(The task):
Only the pictures are omitted; repeat all other data exactly.

(Exercise data):
────────────────────

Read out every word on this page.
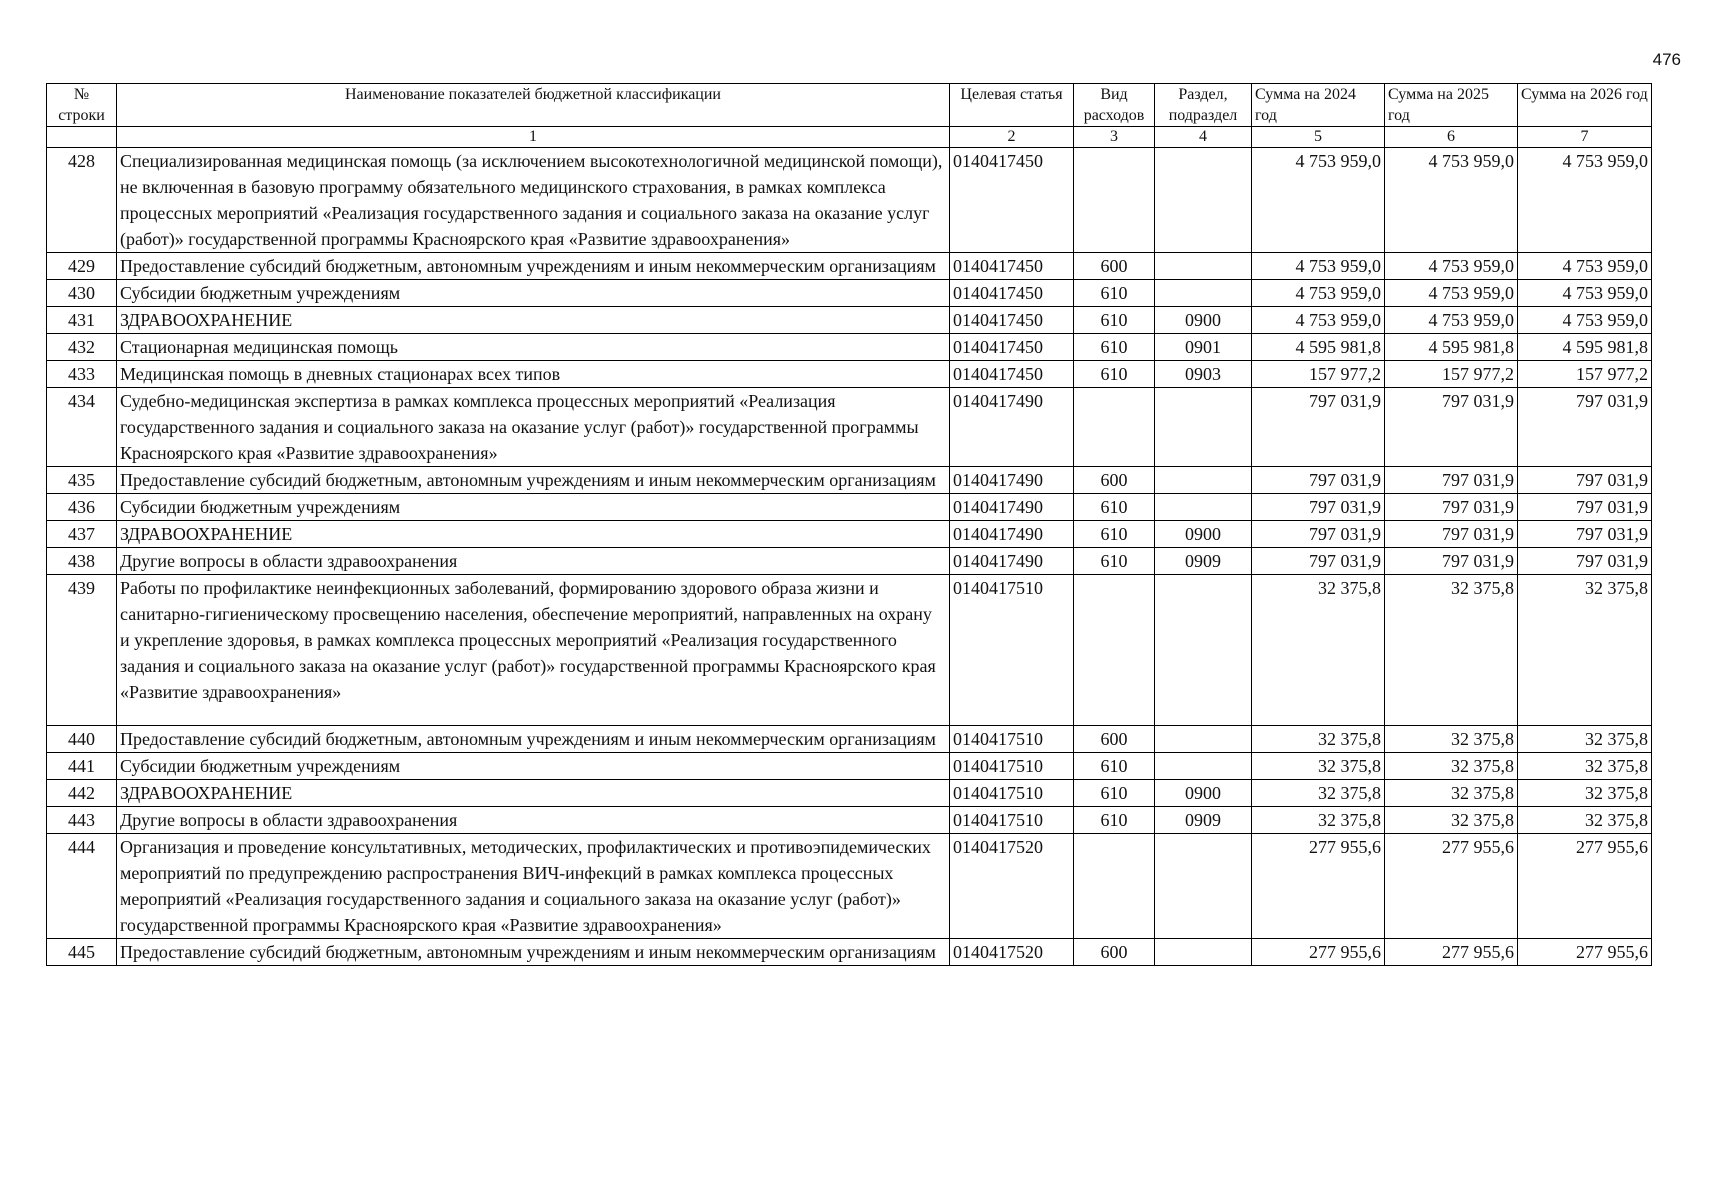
476
№ строки	Наименование показателей бюджетной классификации	Целевая статья	Вид расходов	Раздел, подраздел	Сумма на 2024 год	Сумма на 2025 год	Сумма на 2026 год
	1	2	3	4	5	6	7
428	Специализированная медицинская помощь (за исключением высокотехнологичной медицинской помощи), не включенная в базовую программу обязательного медицинского страхования, в рамках комплекса процессных мероприятий «Реализация государственного задания и социального заказа на оказание услуг (работ)» государственной программы Красноярского края «Развитие здравоохранения»	0140417450			4 753 959,0	4 753 959,0	4 753 959,0
429	Предоставление субсидий бюджетным, автономным учреждениям и иным некоммерческим организациям	0140417450	600		4 753 959,0	4 753 959,0	4 753 959,0
430	Субсидии бюджетным учреждениям	0140417450	610		4 753 959,0	4 753 959,0	4 753 959,0
431	ЗДРАВООХРАНЕНИЕ	0140417450	610	0900	4 753 959,0	4 753 959,0	4 753 959,0
432	Стационарная медицинская помощь	0140417450	610	0901	4 595 981,8	4 595 981,8	4 595 981,8
433	Медицинская помощь в дневных стационарах всех типов	0140417450	610	0903	157 977,2	157 977,2	157 977,2
434	Судебно-медицинская экспертиза в рамках комплекса процессных мероприятий «Реализация государственного задания и социального заказа на оказание услуг (работ)» государственной программы Красноярского края «Развитие здравоохранения»	0140417490			797 031,9	797 031,9	797 031,9
435	Предоставление субсидий бюджетным, автономным учреждениям и иным некоммерческим организациям	0140417490	600		797 031,9	797 031,9	797 031,9
436	Субсидии бюджетным учреждениям	0140417490	610		797 031,9	797 031,9	797 031,9
437	ЗДРАВООХРАНЕНИЕ	0140417490	610	0900	797 031,9	797 031,9	797 031,9
438	Другие вопросы в области здравоохранения	0140417490	610	0909	797 031,9	797 031,9	797 031,9
439	Работы по профилактике неинфекционных заболеваний, формированию здорового образа жизни и санитарно-гигиеническому просвещению населения, обеспечение мероприятий, направленных на охрану и укрепление здоровья, в рамках комплекса процессных мероприятий «Реализация государственного задания и социального заказа на оказание услуг (работ)» государственной программы Красноярского края «Развитие здравоохранения»	0140417510			32 375,8	32 375,8	32 375,8
440	Предоставление субсидий бюджетным, автономным учреждениям и иным некоммерческим организациям	0140417510	600		32 375,8	32 375,8	32 375,8
441	Субсидии бюджетным учреждениям	0140417510	610		32 375,8	32 375,8	32 375,8
442	ЗДРАВООХРАНЕНИЕ	0140417510	610	0900	32 375,8	32 375,8	32 375,8
443	Другие вопросы в области здравоохранения	0140417510	610	0909	32 375,8	32 375,8	32 375,8
444	Организация и проведение консультативных, методических, профилактических и противоэпидемических мероприятий по предупреждению распространения ВИЧ-инфекций в рамках комплекса процессных мероприятий «Реализация государственного задания и социального заказа на оказание услуг (работ)» государственной программы Красноярского края «Развитие здравоохранения»	0140417520			277 955,6	277 955,6	277 955,6
445	Предоставление субсидий бюджетным, автономным учреждениям и иным некоммерческим организациям	0140417520	600		277 955,6	277 955,6	277 955,6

────────────────────

(Result below):
Read out every word on this page.
476
№ строки	Наименование показателей бюджетной классификации	Целевая статья	Вид расходов	Раздел, подраздел	Сумма на 2024 год	Сумма на 2025 год	Сумма на 2026 год
	1	2	3	4	5	6	7
428	Специализированная медицинская помощь (за исключением высокотехнологичной медицинской помощи), не включенная в базовую программу обязательного медицинского страхования, в рамках комплекса процессных мероприятий «Реализация государственного задания и социального заказа на оказание услуг (работ)» государственной программы Красноярского края «Развитие здравоохранения»	0140417450			4 753 959,0	4 753 959,0	4 753 959,0
429	Предоставление субсидий бюджетным, автономным учреждениям и иным некоммерческим организациям	0140417450	600		4 753 959,0	4 753 959,0	4 753 959,0
430	Субсидии бюджетным учреждениям	0140417450	610		4 753 959,0	4 753 959,0	4 753 959,0
431	ЗДРАВООХРАНЕНИЕ	0140417450	610	0900	4 753 959,0	4 753 959,0	4 753 959,0
432	Стационарная медицинская помощь	0140417450	610	0901	4 595 981,8	4 595 981,8	4 595 981,8
433	Медицинская помощь в дневных стационарах всех типов	0140417450	610	0903	157 977,2	157 977,2	157 977,2
434	Судебно-медицинская экспертиза в рамках комплекса процессных мероприятий «Реализация государственного задания и социального заказа на оказание услуг (работ)» государственной программы Красноярского края «Развитие здравоохранения»	0140417490			797 031,9	797 031,9	797 031,9
435	Предоставление субсидий бюджетным, автономным учреждениям и иным некоммерческим организациям	0140417490	600		797 031,9	797 031,9	797 031,9
436	Субсидии бюджетным учреждениям	0140417490	610		797 031,9	797 031,9	797 031,9
437	ЗДРАВООХРАНЕНИЕ	0140417490	610	0900	797 031,9	797 031,9	797 031,9
438	Другие вопросы в области здравоохранения	0140417490	610	0909	797 031,9	797 031,9	797 031,9
439	Работы по профилактике неинфекционных заболеваний, формированию здорового образа жизни и санитарно-гигиеническому просвещению населения, обеспечение мероприятий, направленных на охрану и укрепление здоровья, в рамках комплекса процессных мероприятий «Реализация государственного задания и социального заказа на оказание услуг (работ)» государственной программы Красноярского края «Развитие здравоохранения»	0140417510			32 375,8	32 375,8	32 375,8
440	Предоставление субсидий бюджетным, автономным учреждениям и иным некоммерческим организациям	0140417510	600		32 375,8	32 375,8	32 375,8
441	Субсидии бюджетным учреждениям	0140417510	610		32 375,8	32 375,8	32 375,8
442	ЗДРАВООХРАНЕНИЕ	0140417510	610	0900	32 375,8	32 375,8	32 375,8
443	Другие вопросы в области здравоохранения	0140417510	610	0909	32 375,8	32 375,8	32 375,8
444	Организация и проведение консультативных, методических, профилактических и противоэпидемических мероприятий по предупреждению распространения ВИЧ-инфекций в рамках комплекса процессных мероприятий «Реализация государственного задания и социального заказа на оказание услуг (работ)» государственной программы Красноярского края «Развитие здравоохранения»	0140417520			277 955,6	277 955,6	277 955,6
445	Предоставление субсидий бюджетным, автономным учреждениям и иным некоммерческим организациям	0140417520	600		277 955,6	277 955,6	277 955,6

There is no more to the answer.